[BEGIN The records]
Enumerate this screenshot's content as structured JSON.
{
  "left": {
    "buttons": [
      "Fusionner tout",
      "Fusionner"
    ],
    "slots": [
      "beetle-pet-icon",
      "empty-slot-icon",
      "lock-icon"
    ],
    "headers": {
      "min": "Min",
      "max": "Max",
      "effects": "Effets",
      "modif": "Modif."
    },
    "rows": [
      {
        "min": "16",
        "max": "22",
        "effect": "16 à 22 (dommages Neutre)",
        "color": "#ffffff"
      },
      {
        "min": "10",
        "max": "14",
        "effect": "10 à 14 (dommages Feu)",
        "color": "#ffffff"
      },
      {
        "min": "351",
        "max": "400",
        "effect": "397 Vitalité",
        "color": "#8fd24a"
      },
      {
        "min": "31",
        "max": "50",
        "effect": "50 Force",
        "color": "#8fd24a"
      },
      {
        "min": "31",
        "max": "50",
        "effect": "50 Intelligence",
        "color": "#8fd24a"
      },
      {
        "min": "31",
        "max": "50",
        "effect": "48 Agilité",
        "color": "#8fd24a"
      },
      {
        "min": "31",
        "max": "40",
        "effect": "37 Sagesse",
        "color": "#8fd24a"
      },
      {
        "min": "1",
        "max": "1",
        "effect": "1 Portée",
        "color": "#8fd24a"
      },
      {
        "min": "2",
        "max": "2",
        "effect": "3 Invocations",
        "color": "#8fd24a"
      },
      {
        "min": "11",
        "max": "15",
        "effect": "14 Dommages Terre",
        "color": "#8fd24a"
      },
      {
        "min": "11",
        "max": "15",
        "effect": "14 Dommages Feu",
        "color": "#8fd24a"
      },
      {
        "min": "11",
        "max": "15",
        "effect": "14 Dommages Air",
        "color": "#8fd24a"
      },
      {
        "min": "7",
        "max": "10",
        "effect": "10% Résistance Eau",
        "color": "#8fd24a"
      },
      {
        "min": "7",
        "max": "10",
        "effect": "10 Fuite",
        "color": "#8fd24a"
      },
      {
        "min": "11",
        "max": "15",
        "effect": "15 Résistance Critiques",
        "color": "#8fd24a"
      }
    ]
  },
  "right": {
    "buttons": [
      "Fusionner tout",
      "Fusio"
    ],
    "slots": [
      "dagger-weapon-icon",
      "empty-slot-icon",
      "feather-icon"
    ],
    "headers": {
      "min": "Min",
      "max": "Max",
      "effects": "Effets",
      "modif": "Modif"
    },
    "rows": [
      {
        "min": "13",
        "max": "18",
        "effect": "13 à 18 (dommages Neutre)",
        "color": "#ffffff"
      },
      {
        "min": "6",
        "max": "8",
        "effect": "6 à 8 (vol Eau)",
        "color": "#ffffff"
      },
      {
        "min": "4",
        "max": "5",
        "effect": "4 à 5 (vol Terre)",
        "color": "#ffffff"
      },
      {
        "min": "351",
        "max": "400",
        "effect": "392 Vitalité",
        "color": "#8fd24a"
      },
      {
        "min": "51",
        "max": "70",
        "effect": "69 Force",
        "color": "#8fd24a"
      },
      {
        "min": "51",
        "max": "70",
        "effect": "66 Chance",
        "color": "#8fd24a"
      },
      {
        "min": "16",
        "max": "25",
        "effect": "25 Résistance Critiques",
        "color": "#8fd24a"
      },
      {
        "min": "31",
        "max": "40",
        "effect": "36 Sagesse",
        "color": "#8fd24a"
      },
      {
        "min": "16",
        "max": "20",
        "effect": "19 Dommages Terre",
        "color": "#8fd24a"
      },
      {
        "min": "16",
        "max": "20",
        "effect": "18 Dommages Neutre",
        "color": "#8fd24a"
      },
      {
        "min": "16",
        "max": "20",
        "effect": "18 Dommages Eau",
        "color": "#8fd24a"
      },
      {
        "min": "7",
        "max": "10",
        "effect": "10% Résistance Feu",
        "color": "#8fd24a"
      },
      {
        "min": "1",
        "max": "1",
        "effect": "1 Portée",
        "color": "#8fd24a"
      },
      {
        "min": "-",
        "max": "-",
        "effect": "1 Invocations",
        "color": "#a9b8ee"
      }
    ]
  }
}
[END The records]
(Brief)
Answer with one number: how many lines of the entries above include the word "Neutre".

(Exercise result)
3